→ REQUIRED WORK
Take each line that has the word "Distribution" and return it.

···

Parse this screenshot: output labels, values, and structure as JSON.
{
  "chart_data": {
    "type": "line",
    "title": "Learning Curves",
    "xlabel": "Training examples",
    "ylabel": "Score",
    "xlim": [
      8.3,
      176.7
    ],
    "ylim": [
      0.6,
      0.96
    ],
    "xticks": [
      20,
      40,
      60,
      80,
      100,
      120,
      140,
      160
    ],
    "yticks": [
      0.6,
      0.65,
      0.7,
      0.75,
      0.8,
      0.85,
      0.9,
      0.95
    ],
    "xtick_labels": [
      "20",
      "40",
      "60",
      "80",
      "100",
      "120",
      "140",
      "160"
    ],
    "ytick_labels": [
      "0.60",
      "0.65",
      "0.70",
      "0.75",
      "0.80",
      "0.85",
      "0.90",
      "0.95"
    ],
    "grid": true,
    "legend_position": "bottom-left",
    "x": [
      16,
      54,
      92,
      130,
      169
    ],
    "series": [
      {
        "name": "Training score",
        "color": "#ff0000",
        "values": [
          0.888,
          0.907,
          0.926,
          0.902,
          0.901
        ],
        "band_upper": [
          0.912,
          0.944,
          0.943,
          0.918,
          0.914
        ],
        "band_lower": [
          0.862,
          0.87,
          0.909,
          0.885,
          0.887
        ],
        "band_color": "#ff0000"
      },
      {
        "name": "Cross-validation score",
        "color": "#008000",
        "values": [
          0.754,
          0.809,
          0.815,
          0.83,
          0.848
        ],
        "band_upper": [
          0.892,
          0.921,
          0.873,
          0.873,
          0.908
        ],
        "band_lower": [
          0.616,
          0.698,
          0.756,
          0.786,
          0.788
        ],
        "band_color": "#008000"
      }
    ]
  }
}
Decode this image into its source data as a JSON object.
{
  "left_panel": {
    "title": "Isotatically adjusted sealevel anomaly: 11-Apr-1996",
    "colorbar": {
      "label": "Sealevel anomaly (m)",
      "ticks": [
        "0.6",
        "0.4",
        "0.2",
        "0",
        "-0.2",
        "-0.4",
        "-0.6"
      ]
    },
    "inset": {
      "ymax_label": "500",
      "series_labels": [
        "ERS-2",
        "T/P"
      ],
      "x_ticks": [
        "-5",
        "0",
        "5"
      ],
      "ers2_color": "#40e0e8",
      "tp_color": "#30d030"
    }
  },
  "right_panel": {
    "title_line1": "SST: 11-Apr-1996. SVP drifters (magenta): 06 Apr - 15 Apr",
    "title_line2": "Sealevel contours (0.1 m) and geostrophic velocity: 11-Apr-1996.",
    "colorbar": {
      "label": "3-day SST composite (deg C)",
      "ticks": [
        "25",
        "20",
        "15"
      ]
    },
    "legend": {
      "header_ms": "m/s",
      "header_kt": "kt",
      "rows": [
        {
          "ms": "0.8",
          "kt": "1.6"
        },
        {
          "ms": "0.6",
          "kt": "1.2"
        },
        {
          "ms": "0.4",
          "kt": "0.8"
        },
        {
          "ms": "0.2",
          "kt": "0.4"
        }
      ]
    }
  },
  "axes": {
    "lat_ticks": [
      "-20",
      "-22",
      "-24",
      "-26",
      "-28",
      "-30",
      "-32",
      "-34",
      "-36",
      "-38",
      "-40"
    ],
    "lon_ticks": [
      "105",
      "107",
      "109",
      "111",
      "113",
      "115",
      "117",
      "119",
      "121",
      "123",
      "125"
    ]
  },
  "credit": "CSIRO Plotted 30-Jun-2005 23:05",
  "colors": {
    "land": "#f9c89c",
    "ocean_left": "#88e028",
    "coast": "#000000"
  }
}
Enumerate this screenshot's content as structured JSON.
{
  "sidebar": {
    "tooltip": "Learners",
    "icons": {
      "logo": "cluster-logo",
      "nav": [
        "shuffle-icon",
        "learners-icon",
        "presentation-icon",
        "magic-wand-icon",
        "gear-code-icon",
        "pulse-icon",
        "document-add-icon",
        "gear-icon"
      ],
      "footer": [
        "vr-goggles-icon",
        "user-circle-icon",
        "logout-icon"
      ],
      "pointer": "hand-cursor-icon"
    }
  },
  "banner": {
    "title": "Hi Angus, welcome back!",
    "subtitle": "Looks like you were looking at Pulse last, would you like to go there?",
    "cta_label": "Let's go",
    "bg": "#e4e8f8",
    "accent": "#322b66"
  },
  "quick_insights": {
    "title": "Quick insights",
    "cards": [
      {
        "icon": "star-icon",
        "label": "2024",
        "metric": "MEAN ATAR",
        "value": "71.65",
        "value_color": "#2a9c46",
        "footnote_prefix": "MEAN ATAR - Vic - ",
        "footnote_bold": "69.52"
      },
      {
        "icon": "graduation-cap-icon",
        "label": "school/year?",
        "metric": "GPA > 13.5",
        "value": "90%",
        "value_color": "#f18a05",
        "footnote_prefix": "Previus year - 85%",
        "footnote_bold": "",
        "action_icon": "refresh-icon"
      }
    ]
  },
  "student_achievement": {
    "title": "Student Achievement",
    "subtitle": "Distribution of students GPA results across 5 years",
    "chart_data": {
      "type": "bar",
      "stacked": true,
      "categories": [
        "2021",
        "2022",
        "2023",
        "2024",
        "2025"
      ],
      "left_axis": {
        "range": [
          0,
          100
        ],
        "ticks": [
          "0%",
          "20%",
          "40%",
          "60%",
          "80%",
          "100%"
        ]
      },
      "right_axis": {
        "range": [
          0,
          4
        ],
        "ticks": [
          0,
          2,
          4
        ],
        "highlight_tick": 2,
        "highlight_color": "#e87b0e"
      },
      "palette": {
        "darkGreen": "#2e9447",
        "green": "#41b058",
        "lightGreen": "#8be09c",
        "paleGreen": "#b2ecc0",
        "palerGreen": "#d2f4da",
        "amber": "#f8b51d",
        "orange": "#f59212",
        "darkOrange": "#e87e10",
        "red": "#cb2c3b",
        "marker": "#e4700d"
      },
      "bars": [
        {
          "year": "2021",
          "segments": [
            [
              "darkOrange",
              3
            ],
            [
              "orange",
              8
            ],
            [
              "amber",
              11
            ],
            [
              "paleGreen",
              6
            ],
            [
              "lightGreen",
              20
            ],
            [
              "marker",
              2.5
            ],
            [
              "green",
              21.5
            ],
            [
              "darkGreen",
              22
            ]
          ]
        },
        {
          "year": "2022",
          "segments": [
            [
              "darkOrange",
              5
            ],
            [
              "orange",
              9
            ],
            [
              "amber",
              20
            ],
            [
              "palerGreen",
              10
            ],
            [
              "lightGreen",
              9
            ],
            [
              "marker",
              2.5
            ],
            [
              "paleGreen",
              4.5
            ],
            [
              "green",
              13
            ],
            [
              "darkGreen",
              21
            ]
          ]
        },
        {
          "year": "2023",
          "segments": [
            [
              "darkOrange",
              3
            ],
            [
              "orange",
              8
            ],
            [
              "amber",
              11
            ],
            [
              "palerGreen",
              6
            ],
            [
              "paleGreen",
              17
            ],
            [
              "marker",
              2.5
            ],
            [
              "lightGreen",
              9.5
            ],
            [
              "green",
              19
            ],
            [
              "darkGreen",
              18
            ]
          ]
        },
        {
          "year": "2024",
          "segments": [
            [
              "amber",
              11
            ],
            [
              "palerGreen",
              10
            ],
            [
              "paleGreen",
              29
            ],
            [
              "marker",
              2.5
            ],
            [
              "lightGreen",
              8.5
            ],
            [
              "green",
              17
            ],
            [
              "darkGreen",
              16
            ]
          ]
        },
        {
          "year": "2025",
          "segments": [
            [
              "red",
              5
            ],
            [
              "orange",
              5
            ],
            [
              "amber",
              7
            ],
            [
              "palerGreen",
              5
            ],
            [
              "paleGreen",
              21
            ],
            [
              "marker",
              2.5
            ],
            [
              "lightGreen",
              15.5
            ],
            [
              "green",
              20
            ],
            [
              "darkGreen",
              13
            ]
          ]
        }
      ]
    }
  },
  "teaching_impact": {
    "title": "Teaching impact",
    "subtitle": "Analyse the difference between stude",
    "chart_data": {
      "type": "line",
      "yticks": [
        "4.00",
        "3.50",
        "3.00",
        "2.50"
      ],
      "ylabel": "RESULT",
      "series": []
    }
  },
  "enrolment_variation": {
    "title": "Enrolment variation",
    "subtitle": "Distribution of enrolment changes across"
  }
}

···

→ WRITTEN REPLY
    "subtitle": "Distribution of students GPA results across 5 years",
    "subtitle": "Distribution of enrolment changes across"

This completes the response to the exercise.